Page extract:
# UNCLASSIFIED

Transcribed from FOIA Doc ID: 6689695

https://archive.org/details/comp3321

(U) Any programming language has to strike a balance between the number of basic elements it exposes, like control structures, data types, and so forth, and the utility of each one. For example, Python could do without `tuple`s entirely, and could replace the `dict` with a `list` of `list`s or even a single `list` where even-numbered indices contain _keys_ and odd-numbered indices contain _values_. Often, there are situations that happen so commonly that they warrant inclusion, but inclusion in the **builtin** library is not quite justified. Such is the case with the **collections** and **itertools** modules. Many programs could be simplified with a `defaultdict`, and having one available with a single `from collection import defaultdict` is much better than reinventing the wheel every time it's needed. 

# (U) Value Added Containers with **collections**

## `defaultdict`
(U) Suppose we want to build an index for a poem, so that we can look up the lines where each word occurs. To do this, we plan to construct a dictionary with the words as keys, and a list of line numbers as the value. Using a regular `dict`, we'd probably do something like this: 

In [None]:
poem = """mary had a little lamb 
its fleece was white as snow 
and everywhere that mary went 
the lamb was sure to go"""

In [None]:
index = {} 
for linenum, line in enumerate(poem.split('\n')): 
    for word in line.split(): 
        if word in index: 
            index[word].append(linenum) 
        else: 
            index[word] = [linenum]
print(index)

(U) This code would be simpler without the inner `if ... else ...` clause. That's exactly what a `defaultdict` is for; it takes a function (often a `type`, which is called as a constructor without arguments) as its first argument, and calls that function to create a _default_ value whenever the program tries to access a key that isn't currently in the dictionary. (It does this by overriding the `__missing__` method of `dict`.) In action, it looks like this: 

In [None]:
from collections import defaultdict
index = defaultdict(list)

Items:
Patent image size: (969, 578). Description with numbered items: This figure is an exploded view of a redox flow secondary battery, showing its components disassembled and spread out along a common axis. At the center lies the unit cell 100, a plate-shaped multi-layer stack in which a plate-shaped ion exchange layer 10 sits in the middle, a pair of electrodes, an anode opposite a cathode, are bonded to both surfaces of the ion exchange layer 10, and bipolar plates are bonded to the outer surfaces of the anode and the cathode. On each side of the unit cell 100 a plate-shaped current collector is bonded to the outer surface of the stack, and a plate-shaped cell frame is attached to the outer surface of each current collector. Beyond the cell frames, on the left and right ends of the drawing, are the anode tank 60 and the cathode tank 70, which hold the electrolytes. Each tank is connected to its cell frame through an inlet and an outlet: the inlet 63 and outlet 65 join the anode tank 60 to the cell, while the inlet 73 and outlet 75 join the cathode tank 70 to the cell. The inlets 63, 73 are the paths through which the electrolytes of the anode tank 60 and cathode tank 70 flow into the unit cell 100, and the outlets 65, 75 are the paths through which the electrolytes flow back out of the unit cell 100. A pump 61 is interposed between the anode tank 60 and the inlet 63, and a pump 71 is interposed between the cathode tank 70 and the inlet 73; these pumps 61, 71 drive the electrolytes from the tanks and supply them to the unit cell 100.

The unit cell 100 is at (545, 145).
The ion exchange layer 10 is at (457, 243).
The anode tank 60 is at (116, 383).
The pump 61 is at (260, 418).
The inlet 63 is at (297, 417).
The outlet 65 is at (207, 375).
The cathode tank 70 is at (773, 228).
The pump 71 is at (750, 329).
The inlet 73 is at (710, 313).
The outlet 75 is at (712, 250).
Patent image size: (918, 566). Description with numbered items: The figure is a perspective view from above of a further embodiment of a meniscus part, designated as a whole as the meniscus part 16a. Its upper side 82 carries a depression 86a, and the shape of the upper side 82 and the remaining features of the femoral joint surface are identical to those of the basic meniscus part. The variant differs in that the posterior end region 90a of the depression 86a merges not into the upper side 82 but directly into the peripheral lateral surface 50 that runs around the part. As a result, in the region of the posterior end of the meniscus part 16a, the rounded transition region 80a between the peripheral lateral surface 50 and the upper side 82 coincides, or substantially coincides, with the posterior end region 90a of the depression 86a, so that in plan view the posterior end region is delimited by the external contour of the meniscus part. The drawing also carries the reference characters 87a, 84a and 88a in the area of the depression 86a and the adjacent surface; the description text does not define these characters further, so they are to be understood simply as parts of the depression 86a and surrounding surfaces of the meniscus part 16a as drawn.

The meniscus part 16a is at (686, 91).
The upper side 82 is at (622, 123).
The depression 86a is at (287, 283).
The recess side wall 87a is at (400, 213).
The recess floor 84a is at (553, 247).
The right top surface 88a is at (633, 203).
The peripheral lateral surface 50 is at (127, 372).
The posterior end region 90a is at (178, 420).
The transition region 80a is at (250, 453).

Things to do:
**A.** Using the page on Python's collections module, decide whether each statement agrees with it. Answer yes or no for each, and quote the words that settle it.
(i) Python could manage without tuples altogether.
(ii) A `defaultdict` creates a default value when the program accesses a key that is not yet in the dictionary.
(iii) A `defaultdict` gets its behavior by overriding the `__getitem__` method of `dict`.
**B.** In the page on Python's collections module, rewrite the paragraph that begins "(U) Any programming language has to strike a balance" as a short bulleted list that keeps its main points.
The rows play no part in this work.

Solutions for each task:
**A.**
(i) Yes: "Python could do without `tuple`s entirely"
(ii) Yes: "calls that function to create a _default_ value whenever the program tries to access a key that isn't currently in the dictionary"
(iii) No: "It does this by overriding the `__missing__` method of `dict`."

**B.**
- Every programming language must balance how many basic elements it offers, such as control structures and data types, against how useful each one is.
- Python could drop `tuple`s entirely. It could also replace the `dict` with a `list` of `list`s, or with a single `list` that holds keys at even indices and values at odd ones.
- Some situations are common enough to deserve inclusion, but not quite enough to belong in the builtin library. The **collections** and **itertools** modules cover these cases.
- Many programs would be simpler with a `defaultdict`. Importing it in a single line is much better than reinventing it each time it is needed.